> [Short task]: Every record that follows must be duplicated exactly, with images left out.

> [Data extract]:
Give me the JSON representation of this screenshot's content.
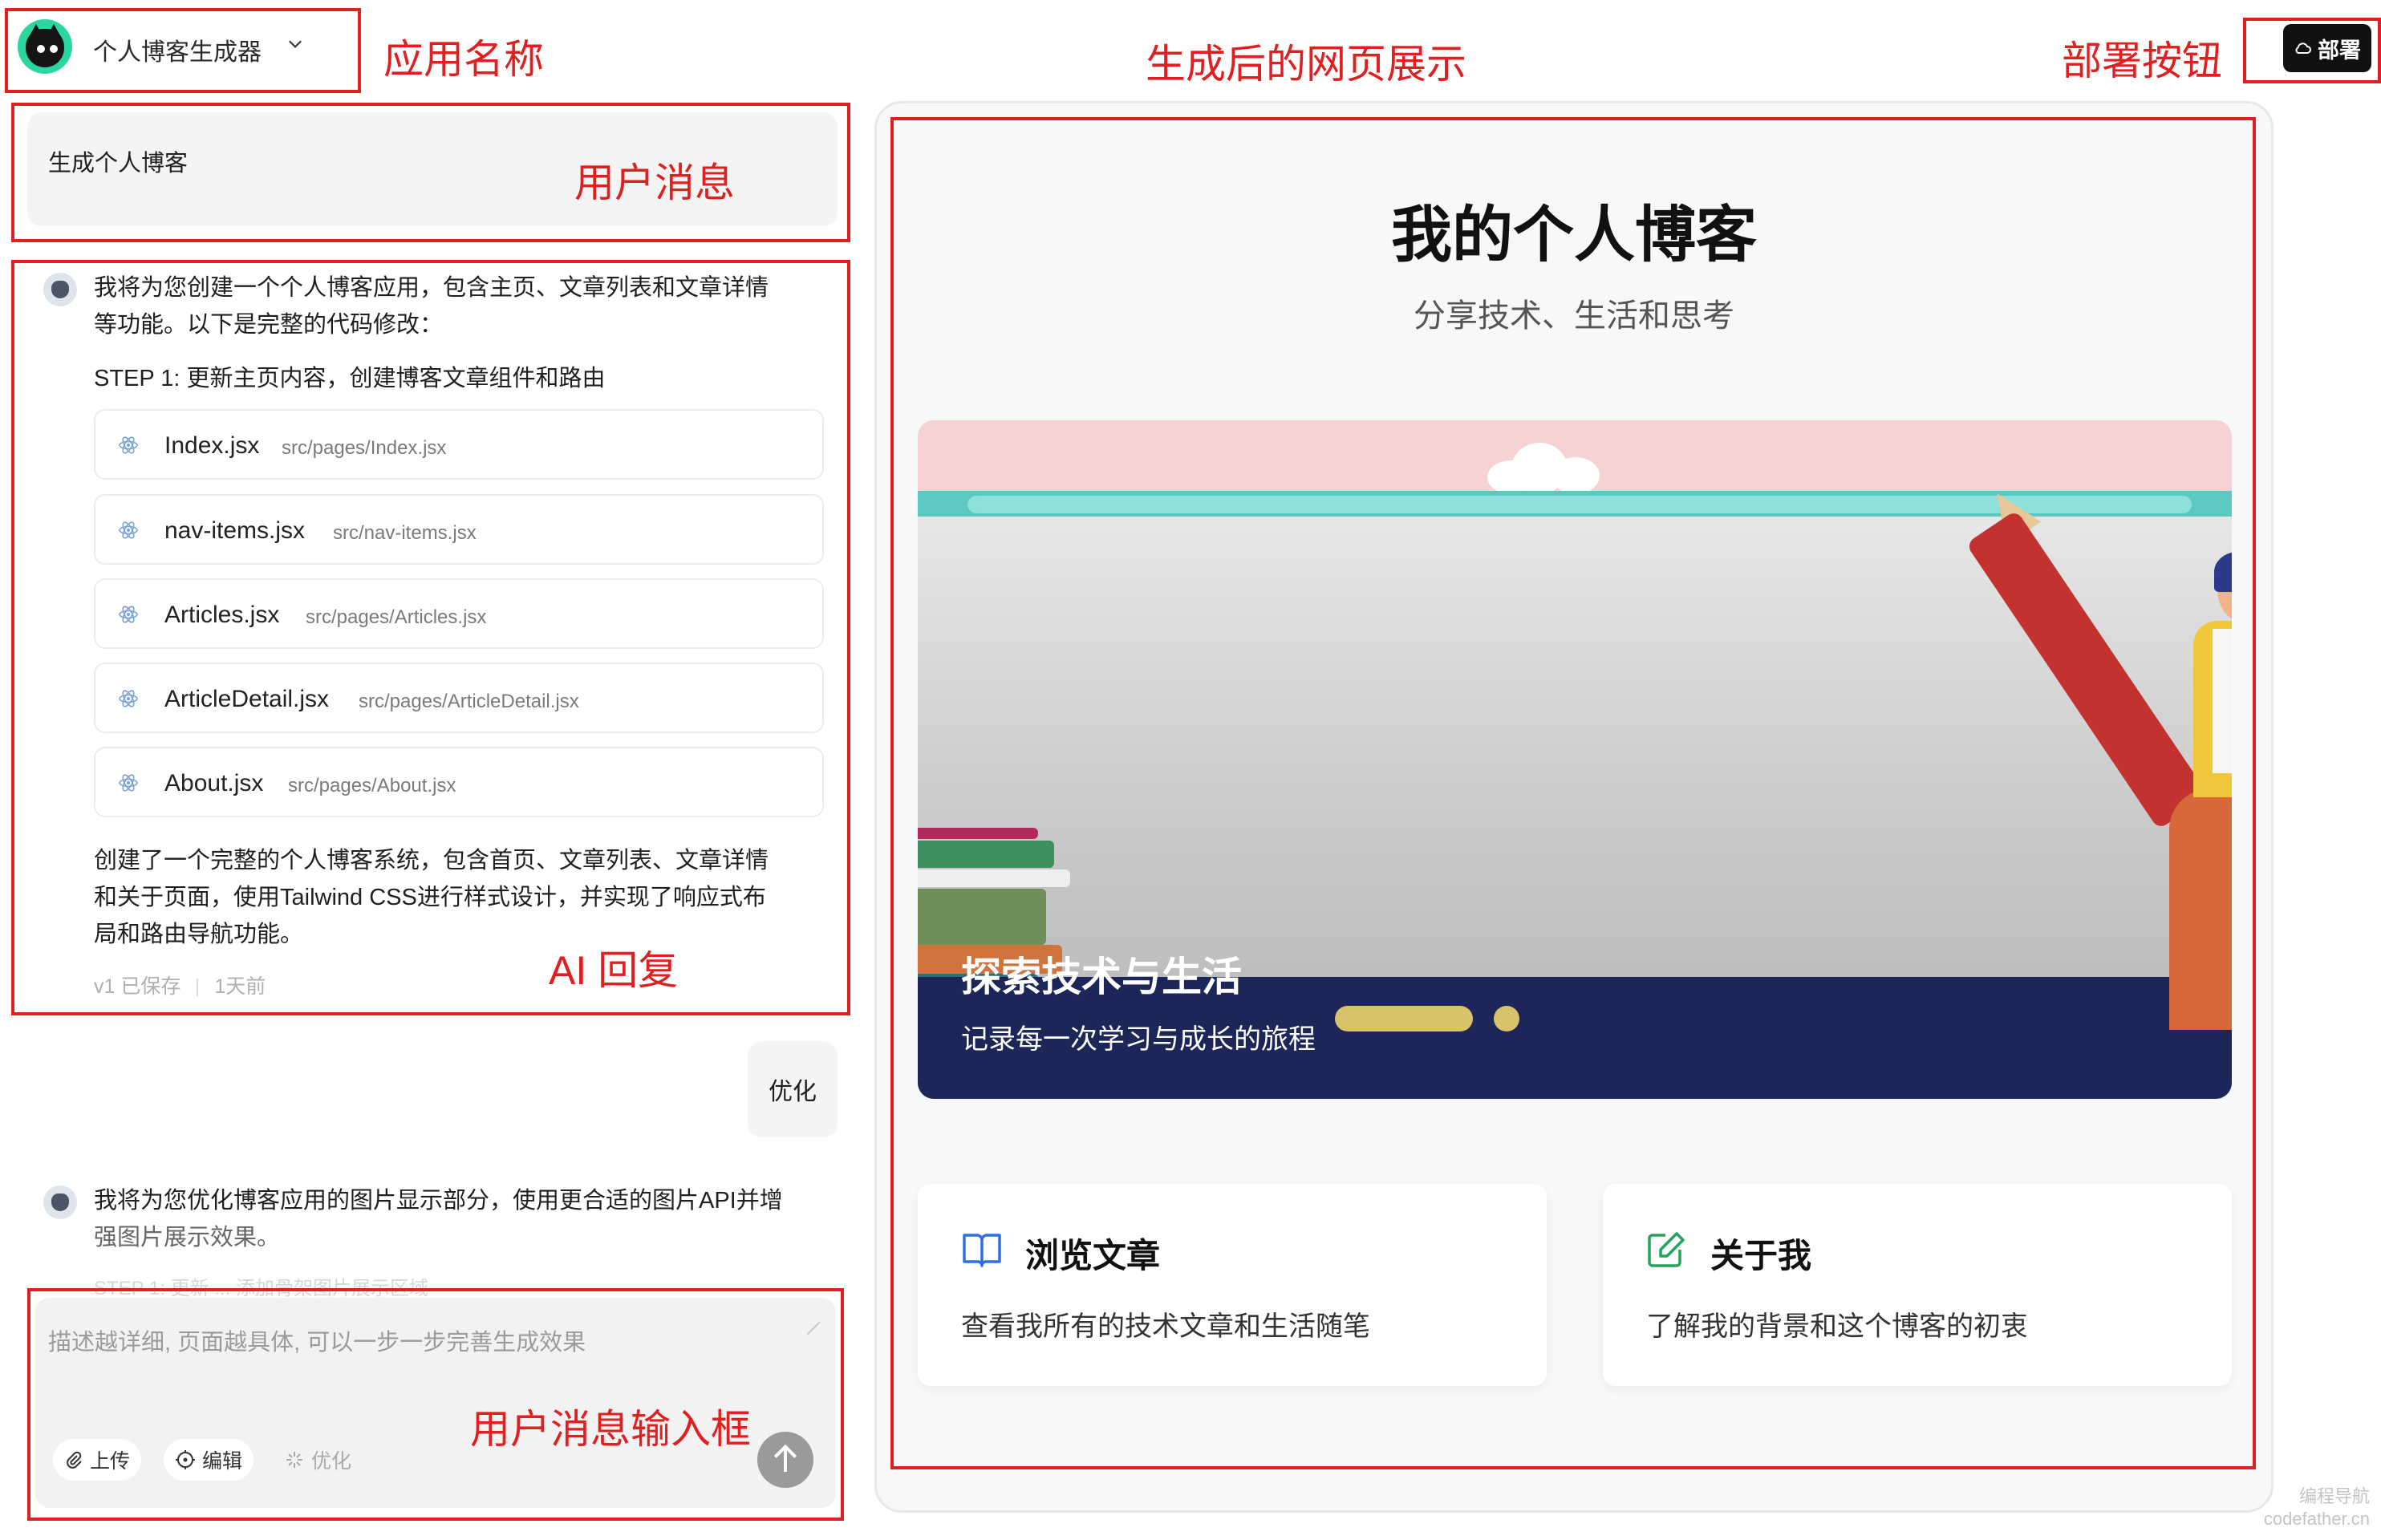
{
  "header": {
    "app_name": "个人博客生成器",
    "deploy_label": "部署"
  },
  "annotations": {
    "app_name": "应用名称",
    "user_message": "用户消息",
    "preview": "生成后的网页展示",
    "deploy_button": "部署按钮",
    "ai_reply": "AI 回复",
    "input_box": "用户消息输入框"
  },
  "chat": {
    "user_message_1": "生成个人博客",
    "ai_reply_1_line1": "我将为您创建一个个人博客应用，包含主页、文章列表和文章详情",
    "ai_reply_1_line2": "等功能。以下是完整的代码修改：",
    "step_1": "STEP 1: 更新主页内容，创建博客文章组件和路由",
    "files": [
      {
        "name": "Index.jsx",
        "path": "src/pages/Index.jsx"
      },
      {
        "name": "nav-items.jsx",
        "path": "src/nav-items.jsx"
      },
      {
        "name": "Articles.jsx",
        "path": "src/pages/Articles.jsx"
      },
      {
        "name": "ArticleDetail.jsx",
        "path": "src/pages/ArticleDetail.jsx"
      },
      {
        "name": "About.jsx",
        "path": "src/pages/About.jsx"
      }
    ],
    "summary_line1": "创建了一个完整的个人博客系统，包含首页、文章列表、文章详情",
    "summary_line2": "和关于页面，使用Tailwind CSS进行样式设计，并实现了响应式布",
    "summary_line3": "局和路由导航功能。",
    "meta_version": "v1 已保存",
    "meta_time": "1天前",
    "user_message_2": "优化",
    "ai_reply_2_line1": "我将为您优化博客应用的图片显示部分，使用更合适的图片API并增",
    "ai_reply_2_line2": "强图片展示效果。",
    "ai_reply_2_faded": "STEP 1: 更新 ... 添加骨架图片展示区域"
  },
  "input": {
    "placeholder": "描述越详细, 页面越具体, 可以一步一步完善生成效果",
    "upload_label": "上传",
    "edit_label": "编辑",
    "optimize_label": "优化"
  },
  "preview": {
    "title": "我的个人博客",
    "subtitle": "分享技术、生活和思考",
    "hero_title": "探索技术与生活",
    "hero_subtitle": "记录每一次学习与成长的旅程",
    "cards": [
      {
        "title": "浏览文章",
        "desc": "查看我所有的技术文章和生活随笔",
        "icon": "book-open-icon",
        "color": "#2f6fe0"
      },
      {
        "title": "关于我",
        "desc": "了解我的背景和这个博客的初衷",
        "icon": "edit-icon",
        "color": "#22a55a"
      }
    ]
  },
  "watermark": {
    "line1": "编程导航",
    "line2": "codefather.cn"
  },
  "colors": {
    "annotation_red": "#e02020",
    "logo_green": "#2cd6a0",
    "deploy_bg": "#111111"
  }
}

> [Exercise solution]:
Give me the JSON representation of this screenshot's content.
{
  "header": {
    "app_name": "个人博客生成器",
    "deploy_label": "部署"
  },
  "annotations": {
    "app_name": "应用名称",
    "user_message": "用户消息",
    "preview": "生成后的网页展示",
    "deploy_button": "部署按钮",
    "ai_reply": "AI 回复",
    "input_box": "用户消息输入框"
  },
  "chat": {
    "user_message_1": "生成个人博客",
    "ai_reply_1_line1": "我将为您创建一个个人博客应用，包含主页、文章列表和文章详情",
    "ai_reply_1_line2": "等功能。以下是完整的代码修改：",
    "step_1": "STEP 1: 更新主页内容，创建博客文章组件和路由",
    "files": [
      {
        "name": "Index.jsx",
        "path": "src/pages/Index.jsx"
      },
      {
        "name": "nav-items.jsx",
        "path": "src/nav-items.jsx"
      },
      {
        "name": "Articles.jsx",
        "path": "src/pages/Articles.jsx"
      },
      {
        "name": "ArticleDetail.jsx",
        "path": "src/pages/ArticleDetail.jsx"
      },
      {
        "name": "About.jsx",
        "path": "src/pages/About.jsx"
      }
    ],
    "summary_line1": "创建了一个完整的个人博客系统，包含首页、文章列表、文章详情",
    "summary_line2": "和关于页面，使用Tailwind CSS进行样式设计，并实现了响应式布",
    "summary_line3": "局和路由导航功能。",
    "meta_version": "v1 已保存",
    "meta_time": "1天前",
    "user_message_2": "优化",
    "ai_reply_2_line1": "我将为您优化博客应用的图片显示部分，使用更合适的图片API并增",
    "ai_reply_2_line2": "强图片展示效果。",
    "ai_reply_2_faded": "STEP 1: 更新 ... 添加骨架图片展示区域"
  },
  "input": {
    "placeholder": "描述越详细, 页面越具体, 可以一步一步完善生成效果",
    "upload_label": "上传",
    "edit_label": "编辑",
    "optimize_label": "优化"
  },
  "preview": {
    "title": "我的个人博客",
    "subtitle": "分享技术、生活和思考",
    "hero_title": "探索技术与生活",
    "hero_subtitle": "记录每一次学习与成长的旅程",
    "cards": [
      {
        "title": "浏览文章",
        "desc": "查看我所有的技术文章和生活随笔",
        "icon": "book-open-icon",
        "color": "#2f6fe0"
      },
      {
        "title": "关于我",
        "desc": "了解我的背景和这个博客的初衷",
        "icon": "edit-icon",
        "color": "#22a55a"
      }
    ]
  },
  "watermark": {
    "line1": "编程导航",
    "line2": "codefather.cn"
  },
  "colors": {
    "annotation_red": "#e02020",
    "logo_green": "#2cd6a0",
    "deploy_bg": "#111111"
  }
}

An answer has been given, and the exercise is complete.